======== TASK INPUTS ========
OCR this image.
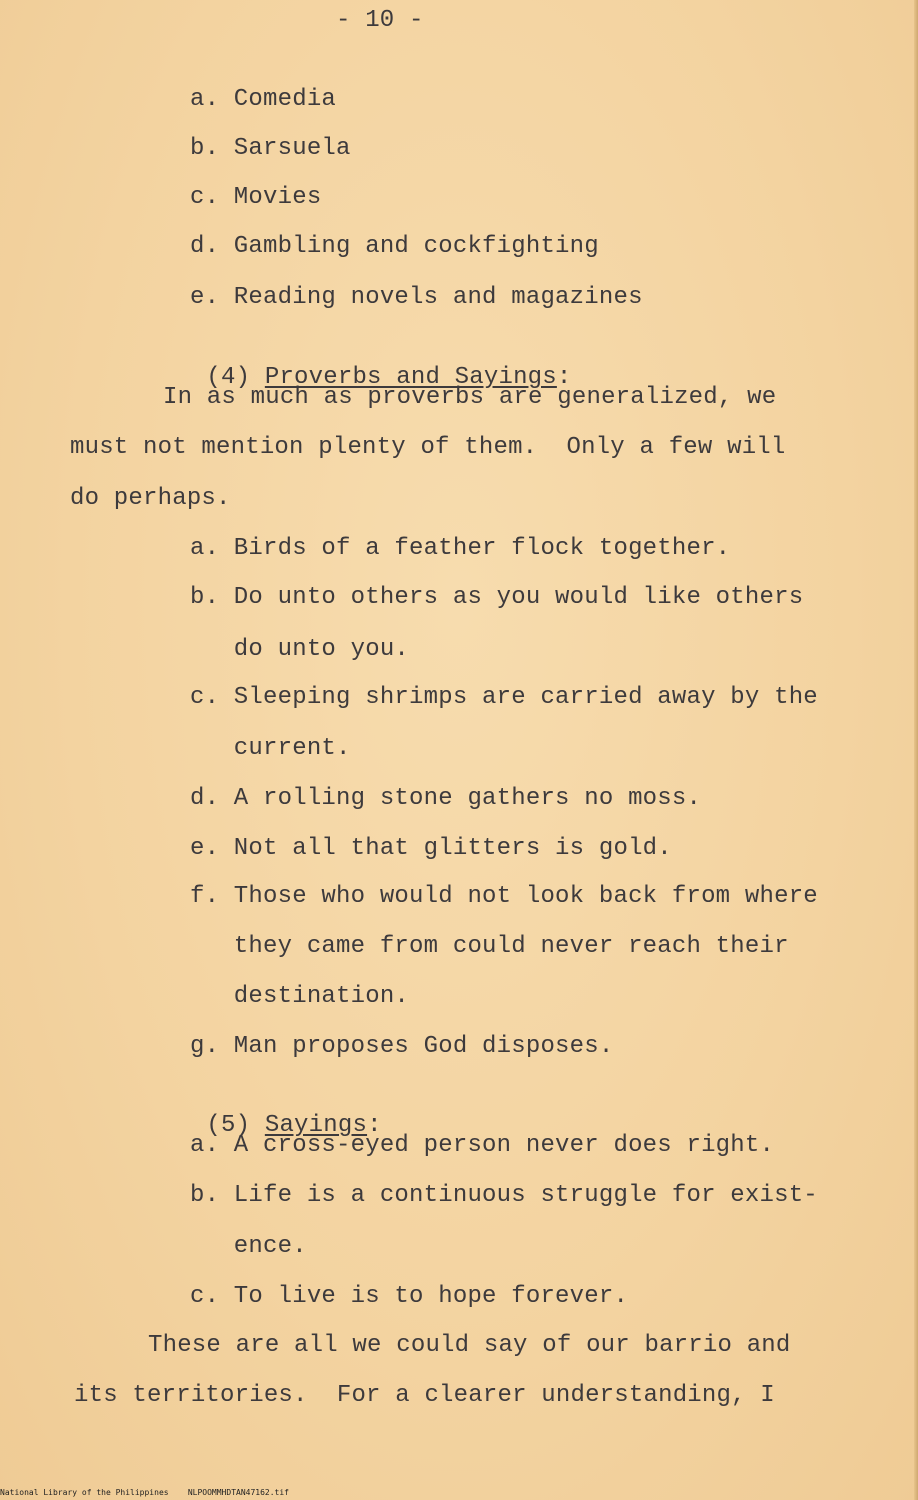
- 10 -
a. Comedia
b. Sarsuela
c. Movies
d. Gambling and cockfighting
e. Reading novels and magazines

(4) Proverbs and Sayings:

In as much as proverbs are generalized, we
must not mention plenty of them.  Only a few will
do perhaps.
a. Birds of a feather flock together.
b. Do unto others as you would like others
do unto you.
c. Sleeping shrimps are carried away by the
current.
d. A rolling stone gathers no moss.
e. Not all that glitters is gold.
f. Those who would not look back from where
they came from could never reach their
destination.
g. Man proposes God disposes.

(5) Sayings:

a. A cross-eyed person never does right.
b. Life is a continuous struggle for exist-
ence.
c. To live is to hope forever.
These are all we could say of our barrio and
its territories.  For a clearer understanding, I
National Library of the Philippines    NLPOOMMHDTAN47162.tif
========
## DESCRIPTION OF THE TASK
Keep the pictures out of the copy and write out the data exactly as it stands.

## SOLUTION TO THE PROBLEM
OCR this image.
- 10 -
a. Comedia
b. Sarsuela
c. Movies
d. Gambling and cockfighting
e. Reading novels and magazines

(4) Proverbs and Sayings:

In as much as proverbs are generalized, we
must not mention plenty of them.  Only a few will
do perhaps.
a. Birds of a feather flock together.
b. Do unto others as you would like others
do unto you.
c. Sleeping shrimps are carried away by the
current.
d. A rolling stone gathers no moss.
e. Not all that glitters is gold.
f. Those who would not look back from where
they came from could never reach their
destination.
g. Man proposes God disposes.

(5) Sayings:

a. A cross-eyed person never does right.
b. Life is a continuous struggle for exist-
ence.
c. To live is to hope forever.
These are all we could say of our barrio and
its territories.  For a clearer understanding, I
National Library of the Philippines    NLPOOMMHDTAN47162.tif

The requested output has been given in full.